§ EXERCICE PROPOSÉ
Prolongez la notice biographique de Jean Toussaint en reprenant juste après sa dernière phrase.

§ EXTRAIT CHOISI
┌────────

Jean, Maurice, François, Toussaint, né le 10 décembre 1922 à Soissons (Aisne), domicilié à Tergnier-Vouel (Aisne), mort à Auschwitz le 30 octobre 1942.

Les SS ont détruit la plupart des archives du KL Auschwitz.  Le portrait d’immatriculation de ce détenu a disparu.

Les SS ont détruit la plupart des archives du KL Auschwitz.
Le portrait d’immatriculation de ce détenu a disparu.

Jean, Maurice, François, Toussaint naît le 10 décembre 1922 à Soissons (Aisne – 02), fils de Maurice Toussaint et de Marie-Louise Pata, son épouse. Il a (au moins) un frère plus jeune, Marceau. Leur père décède avant l’arrestation de Jean.

Celui-ci fait partie de la promotion 1936-1939 des apprentis cheminots du Centre de formation de Tergnier (02), en même temps que Charles Lépine. À Auschwitz, il se déclarera chaudronnier (Kesselschmied).

Au moment de son arrestation, il est domicilié chez sa mère (?), au 73, rue Anatole France à Vouël [1] (02). Il vit en concubinage (?) avec Fortuna Bao ; ils ont deux enfants.

└────────

§ Données de délimitation des régions

┌────────

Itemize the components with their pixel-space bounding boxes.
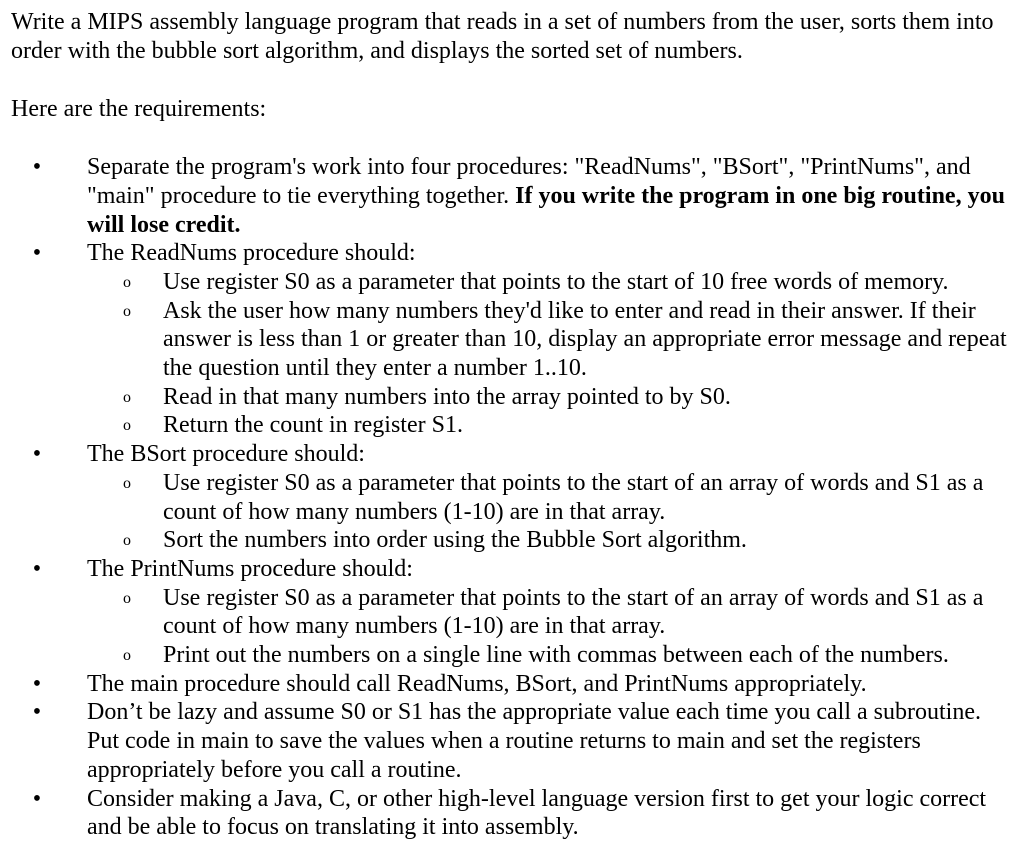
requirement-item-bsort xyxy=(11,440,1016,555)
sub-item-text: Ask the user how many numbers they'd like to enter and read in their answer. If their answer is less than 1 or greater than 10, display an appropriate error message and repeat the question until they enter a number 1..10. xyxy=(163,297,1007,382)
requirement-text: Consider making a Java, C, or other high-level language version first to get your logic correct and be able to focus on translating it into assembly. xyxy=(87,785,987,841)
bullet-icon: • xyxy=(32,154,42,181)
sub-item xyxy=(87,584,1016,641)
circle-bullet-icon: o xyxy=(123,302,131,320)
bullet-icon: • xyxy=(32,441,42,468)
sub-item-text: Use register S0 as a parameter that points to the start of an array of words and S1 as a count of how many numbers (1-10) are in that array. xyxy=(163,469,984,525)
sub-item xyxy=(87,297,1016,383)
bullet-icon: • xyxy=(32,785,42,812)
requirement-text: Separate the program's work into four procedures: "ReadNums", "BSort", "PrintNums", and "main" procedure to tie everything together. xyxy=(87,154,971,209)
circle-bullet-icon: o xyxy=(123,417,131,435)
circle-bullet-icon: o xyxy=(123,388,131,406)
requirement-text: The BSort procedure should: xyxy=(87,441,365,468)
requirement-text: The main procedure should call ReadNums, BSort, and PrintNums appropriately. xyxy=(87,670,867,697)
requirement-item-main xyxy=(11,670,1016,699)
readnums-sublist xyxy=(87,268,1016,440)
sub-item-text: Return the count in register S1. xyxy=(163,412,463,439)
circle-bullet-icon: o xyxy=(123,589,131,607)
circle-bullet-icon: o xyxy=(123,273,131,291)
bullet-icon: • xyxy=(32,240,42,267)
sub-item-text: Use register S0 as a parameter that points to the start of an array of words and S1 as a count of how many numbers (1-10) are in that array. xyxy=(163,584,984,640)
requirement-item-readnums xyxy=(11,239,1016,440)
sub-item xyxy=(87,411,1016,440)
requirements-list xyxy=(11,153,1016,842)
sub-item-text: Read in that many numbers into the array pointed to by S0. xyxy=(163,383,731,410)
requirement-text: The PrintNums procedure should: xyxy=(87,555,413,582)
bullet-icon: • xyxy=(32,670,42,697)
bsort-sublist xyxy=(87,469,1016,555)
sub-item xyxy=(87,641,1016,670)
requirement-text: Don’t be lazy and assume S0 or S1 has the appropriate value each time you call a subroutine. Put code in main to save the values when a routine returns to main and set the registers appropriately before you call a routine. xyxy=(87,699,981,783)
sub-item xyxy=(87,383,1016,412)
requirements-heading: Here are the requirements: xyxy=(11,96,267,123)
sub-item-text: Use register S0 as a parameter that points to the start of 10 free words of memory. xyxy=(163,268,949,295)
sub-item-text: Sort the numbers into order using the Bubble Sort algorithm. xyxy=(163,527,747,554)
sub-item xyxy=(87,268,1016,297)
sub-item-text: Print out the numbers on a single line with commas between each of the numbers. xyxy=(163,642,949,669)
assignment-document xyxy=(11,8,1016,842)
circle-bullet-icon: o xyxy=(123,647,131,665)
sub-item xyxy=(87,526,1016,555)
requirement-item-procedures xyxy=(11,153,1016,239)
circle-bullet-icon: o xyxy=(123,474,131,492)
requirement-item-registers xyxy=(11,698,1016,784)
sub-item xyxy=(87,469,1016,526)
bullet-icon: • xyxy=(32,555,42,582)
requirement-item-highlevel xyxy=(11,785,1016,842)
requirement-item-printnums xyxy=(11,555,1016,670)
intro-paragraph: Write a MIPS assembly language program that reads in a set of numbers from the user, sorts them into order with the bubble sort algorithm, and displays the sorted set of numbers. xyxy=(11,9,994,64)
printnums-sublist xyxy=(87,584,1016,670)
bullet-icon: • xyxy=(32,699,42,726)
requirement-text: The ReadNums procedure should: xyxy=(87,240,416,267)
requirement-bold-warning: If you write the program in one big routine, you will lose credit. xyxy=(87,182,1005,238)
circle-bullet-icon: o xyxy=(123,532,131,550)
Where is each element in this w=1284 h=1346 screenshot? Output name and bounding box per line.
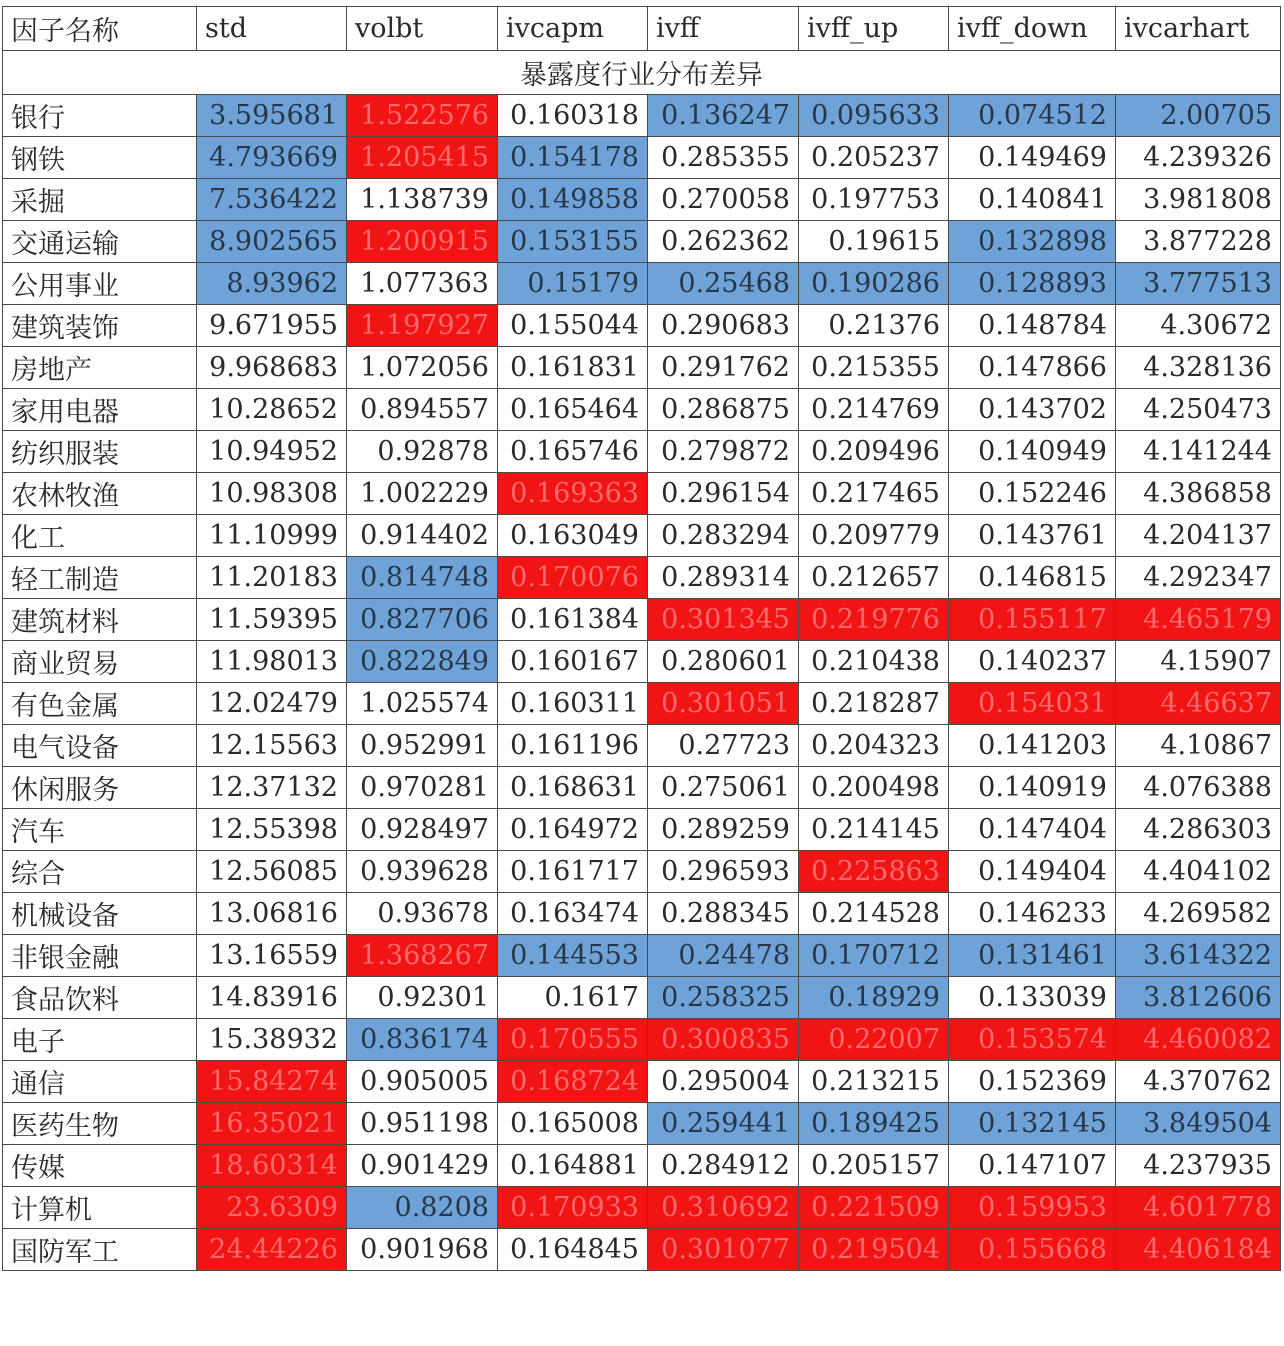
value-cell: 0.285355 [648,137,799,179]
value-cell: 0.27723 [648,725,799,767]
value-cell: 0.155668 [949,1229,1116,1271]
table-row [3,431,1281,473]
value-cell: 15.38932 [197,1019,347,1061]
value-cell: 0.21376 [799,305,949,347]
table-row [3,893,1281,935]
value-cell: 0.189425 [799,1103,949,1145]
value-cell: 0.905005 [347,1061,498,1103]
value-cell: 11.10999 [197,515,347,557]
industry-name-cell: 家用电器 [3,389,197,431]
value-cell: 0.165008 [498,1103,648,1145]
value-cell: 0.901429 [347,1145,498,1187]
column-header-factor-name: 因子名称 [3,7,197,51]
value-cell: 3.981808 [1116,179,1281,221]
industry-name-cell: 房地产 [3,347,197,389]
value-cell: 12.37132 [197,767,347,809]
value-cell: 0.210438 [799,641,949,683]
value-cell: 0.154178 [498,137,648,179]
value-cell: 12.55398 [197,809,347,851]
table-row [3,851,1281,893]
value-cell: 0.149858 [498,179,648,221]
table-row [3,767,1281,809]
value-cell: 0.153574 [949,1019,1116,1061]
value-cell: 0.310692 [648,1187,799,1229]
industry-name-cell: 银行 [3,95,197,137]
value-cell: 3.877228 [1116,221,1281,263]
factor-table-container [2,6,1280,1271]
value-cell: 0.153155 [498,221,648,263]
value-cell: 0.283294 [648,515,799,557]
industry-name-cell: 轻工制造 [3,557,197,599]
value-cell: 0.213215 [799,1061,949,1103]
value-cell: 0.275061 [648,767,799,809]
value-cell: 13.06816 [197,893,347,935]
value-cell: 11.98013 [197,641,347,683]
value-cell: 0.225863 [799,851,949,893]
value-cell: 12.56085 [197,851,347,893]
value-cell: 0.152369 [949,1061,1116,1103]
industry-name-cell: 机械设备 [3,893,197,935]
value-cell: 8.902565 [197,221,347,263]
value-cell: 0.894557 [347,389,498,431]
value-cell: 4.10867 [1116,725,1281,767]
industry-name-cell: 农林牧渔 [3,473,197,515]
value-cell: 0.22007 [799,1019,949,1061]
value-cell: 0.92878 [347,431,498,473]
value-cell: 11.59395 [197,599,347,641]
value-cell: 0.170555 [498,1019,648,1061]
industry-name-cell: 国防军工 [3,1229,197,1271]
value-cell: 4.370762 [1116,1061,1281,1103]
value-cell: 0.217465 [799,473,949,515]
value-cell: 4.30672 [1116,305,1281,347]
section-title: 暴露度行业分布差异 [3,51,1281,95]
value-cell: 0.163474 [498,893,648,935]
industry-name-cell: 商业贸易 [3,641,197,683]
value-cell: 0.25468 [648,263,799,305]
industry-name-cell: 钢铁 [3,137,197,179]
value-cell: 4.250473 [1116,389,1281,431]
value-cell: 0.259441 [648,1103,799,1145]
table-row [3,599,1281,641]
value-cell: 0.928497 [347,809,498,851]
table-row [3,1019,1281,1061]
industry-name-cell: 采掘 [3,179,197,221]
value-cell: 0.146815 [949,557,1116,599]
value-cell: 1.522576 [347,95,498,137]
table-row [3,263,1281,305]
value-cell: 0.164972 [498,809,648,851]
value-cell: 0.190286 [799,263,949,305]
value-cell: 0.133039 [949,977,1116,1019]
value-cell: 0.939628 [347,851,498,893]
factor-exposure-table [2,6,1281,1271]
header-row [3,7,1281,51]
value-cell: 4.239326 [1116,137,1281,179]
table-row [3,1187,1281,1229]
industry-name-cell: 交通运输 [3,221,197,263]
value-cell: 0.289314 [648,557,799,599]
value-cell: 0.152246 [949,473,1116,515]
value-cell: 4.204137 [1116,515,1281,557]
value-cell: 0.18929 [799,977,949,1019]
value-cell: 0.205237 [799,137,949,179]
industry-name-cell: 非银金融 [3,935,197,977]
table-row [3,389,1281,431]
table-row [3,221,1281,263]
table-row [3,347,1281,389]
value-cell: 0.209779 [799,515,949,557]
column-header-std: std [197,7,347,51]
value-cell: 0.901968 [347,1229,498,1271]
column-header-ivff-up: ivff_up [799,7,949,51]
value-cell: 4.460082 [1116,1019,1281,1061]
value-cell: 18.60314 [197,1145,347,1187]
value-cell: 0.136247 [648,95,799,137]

└────────

§ RÉSULTAT ATTENDU
Jean Toussaint est cheminot, ajusteur. Après l’interdiction du Parti communiste, à une date et dans des circonstances restant à préciser, il est licencié par la direction de la SNCF.

Il est manœuvre (dans quelle entreprise ?).

En septembre 1940, au retour de l’exode, trois militants de Tergnier – Paul Caille, Marcel Gouillard et Anselme Arsa – créent un “triangle” de direction pour réorganiser le PCF clandestin. En décembre, Anselme Arsa et Fernand Bouyssou recrutent Roger Debarre – qui n’est pas communiste – afin que celui-ci constitue des groupes de jeunes à Quessy-centre et, plus largement, dans le secteur de Tergnier.

À une date inconnue, Jean Toussaint rejoint un de ces groupe de jeunes, placé sous les ordres de Fernand Bouyssou.

Peu avant le 1er mai 1942, le groupe ternois, alors dirigé par Anselme Arsa, décide d’organiser une journée d’action en pavoisant les rues avec des oriflammes accrochés dans les lignes téléphoniques. Fernand Bouyssou et Roger Debarre seront simultanément chargés de diffuser des tracts.

Dans la nuit du 30 avril au 1er mai, vers 23 heures, la brigade de gendarmerie de Tergnier est « alertée sur une distribution de tracts ». « Connaissant l’itinéraire habituel », une patrouille surprend Jean Toussaint et Charles Lépine, « porteurs de banderoles rouges ornées de la faucille et du marteau [ainsi que] de pots de peinture rouge. Les gendarmes récupèrent des tracts sur la voie publique et sept banderoles à Quessy et Fargniers. »

Interrogés le matin, Lépine et Toussaint refusent de « dénoncer d’autres coauteurs ».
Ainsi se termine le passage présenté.